_Your task:_
Gather every line of the entries that includes the word "符合题意的其它答案也可得分".

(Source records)
■ ■ ■ ■

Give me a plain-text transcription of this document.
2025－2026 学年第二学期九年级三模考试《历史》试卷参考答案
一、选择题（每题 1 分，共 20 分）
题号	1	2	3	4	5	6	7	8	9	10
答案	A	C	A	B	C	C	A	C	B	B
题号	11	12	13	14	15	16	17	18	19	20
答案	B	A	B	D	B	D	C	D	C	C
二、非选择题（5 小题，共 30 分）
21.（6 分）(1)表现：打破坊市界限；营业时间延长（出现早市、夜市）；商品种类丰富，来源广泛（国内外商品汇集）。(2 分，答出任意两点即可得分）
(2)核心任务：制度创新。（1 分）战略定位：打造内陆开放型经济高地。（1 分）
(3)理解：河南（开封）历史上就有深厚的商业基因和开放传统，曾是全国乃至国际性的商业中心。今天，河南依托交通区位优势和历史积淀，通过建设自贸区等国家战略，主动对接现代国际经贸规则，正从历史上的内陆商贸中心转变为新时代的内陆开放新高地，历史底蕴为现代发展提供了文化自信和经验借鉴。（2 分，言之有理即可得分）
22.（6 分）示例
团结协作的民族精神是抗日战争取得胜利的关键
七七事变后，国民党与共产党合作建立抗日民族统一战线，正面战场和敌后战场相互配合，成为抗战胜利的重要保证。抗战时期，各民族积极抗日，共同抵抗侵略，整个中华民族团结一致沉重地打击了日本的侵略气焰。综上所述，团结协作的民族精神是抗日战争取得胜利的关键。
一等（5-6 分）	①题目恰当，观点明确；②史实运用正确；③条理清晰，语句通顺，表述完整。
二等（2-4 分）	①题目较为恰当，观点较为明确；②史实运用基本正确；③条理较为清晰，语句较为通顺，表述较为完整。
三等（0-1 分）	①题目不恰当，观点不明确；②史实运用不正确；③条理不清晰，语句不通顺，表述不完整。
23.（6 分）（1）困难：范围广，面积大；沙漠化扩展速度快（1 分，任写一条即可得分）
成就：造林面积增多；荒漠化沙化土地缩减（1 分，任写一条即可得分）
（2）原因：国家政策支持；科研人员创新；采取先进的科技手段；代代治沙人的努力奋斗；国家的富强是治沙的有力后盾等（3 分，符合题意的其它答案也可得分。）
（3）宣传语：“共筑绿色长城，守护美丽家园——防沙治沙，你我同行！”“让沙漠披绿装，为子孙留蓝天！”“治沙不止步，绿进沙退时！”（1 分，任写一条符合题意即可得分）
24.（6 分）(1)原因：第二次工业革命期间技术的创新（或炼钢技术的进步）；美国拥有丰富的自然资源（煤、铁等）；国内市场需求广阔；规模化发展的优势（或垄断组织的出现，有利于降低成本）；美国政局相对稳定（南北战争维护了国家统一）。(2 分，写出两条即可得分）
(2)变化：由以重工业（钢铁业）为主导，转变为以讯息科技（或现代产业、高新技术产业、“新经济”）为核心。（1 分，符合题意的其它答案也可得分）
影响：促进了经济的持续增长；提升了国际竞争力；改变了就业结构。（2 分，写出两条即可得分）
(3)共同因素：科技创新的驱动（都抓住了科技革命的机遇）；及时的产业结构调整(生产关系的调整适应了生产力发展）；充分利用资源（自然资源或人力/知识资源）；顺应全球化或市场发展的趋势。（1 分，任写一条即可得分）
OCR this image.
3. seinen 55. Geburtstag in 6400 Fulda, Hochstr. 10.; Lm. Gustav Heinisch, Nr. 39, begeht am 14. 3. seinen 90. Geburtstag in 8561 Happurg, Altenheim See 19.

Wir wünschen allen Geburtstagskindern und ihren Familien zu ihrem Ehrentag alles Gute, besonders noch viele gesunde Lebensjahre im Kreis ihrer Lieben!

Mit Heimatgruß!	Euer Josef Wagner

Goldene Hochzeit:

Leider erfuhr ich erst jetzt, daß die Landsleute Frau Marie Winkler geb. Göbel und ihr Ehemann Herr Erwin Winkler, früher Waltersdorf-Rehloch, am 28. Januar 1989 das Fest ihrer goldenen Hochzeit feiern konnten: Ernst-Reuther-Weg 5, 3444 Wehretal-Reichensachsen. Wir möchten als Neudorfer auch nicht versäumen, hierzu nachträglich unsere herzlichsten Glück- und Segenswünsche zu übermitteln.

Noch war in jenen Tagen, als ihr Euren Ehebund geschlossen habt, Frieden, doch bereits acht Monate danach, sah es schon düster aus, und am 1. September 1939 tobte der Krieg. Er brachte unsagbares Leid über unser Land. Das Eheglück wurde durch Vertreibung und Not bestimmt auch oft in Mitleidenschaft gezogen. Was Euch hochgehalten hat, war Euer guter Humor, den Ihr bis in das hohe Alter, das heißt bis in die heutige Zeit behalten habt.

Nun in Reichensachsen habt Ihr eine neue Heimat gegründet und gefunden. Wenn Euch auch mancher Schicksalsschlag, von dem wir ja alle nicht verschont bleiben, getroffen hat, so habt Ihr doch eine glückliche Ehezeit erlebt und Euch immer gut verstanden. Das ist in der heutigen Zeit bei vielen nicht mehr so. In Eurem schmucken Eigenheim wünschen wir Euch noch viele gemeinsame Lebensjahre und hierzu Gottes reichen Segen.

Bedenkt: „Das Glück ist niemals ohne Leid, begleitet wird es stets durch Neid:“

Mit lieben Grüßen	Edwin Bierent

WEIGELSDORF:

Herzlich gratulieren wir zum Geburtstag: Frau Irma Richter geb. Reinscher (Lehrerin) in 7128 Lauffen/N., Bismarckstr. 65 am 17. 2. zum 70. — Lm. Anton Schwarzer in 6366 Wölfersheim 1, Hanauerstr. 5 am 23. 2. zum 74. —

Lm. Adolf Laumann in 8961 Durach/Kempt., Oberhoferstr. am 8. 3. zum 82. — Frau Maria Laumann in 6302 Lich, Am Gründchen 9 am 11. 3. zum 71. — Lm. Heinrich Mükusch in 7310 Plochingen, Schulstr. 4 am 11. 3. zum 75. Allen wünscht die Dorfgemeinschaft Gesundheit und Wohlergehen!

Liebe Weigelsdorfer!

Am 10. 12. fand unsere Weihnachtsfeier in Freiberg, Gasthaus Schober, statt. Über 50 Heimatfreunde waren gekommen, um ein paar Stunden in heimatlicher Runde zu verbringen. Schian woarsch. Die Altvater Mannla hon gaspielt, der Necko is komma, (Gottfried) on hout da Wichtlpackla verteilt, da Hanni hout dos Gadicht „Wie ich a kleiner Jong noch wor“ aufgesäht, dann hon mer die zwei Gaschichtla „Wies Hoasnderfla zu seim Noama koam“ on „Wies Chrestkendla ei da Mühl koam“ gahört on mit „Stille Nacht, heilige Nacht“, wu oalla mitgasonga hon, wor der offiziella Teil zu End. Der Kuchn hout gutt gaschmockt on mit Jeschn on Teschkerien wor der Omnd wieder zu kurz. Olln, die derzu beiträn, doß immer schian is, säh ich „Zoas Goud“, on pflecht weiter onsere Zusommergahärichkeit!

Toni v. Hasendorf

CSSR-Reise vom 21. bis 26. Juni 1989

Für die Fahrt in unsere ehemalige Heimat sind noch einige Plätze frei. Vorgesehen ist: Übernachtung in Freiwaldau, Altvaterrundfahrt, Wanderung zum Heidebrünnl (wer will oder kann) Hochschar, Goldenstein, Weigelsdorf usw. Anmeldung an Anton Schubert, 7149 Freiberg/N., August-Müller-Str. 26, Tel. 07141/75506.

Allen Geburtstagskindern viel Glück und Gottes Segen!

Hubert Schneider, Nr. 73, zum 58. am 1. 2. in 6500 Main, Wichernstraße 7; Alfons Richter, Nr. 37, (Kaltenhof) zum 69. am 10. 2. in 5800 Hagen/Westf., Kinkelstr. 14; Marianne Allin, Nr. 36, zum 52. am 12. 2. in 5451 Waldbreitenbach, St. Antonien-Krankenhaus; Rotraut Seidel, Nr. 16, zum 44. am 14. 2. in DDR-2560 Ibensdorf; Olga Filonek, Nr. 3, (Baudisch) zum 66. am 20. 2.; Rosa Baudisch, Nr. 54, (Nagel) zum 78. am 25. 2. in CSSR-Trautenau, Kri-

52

■ ■ ■ ■

_Answer for the task:_
（2）原因：国家政策支持；科研人员创新；采取先进的科技手段；代代治沙人的努力奋斗；国家的富强是治沙的有力后盾等（3 分，符合题意的其它答案也可得分。）
(2)变化：由以重工业（钢铁业）为主导，转变为以讯息科技（或现代产业、高新技术产业、“新经济”）为核心。（1 分，符合题意的其它答案也可得分）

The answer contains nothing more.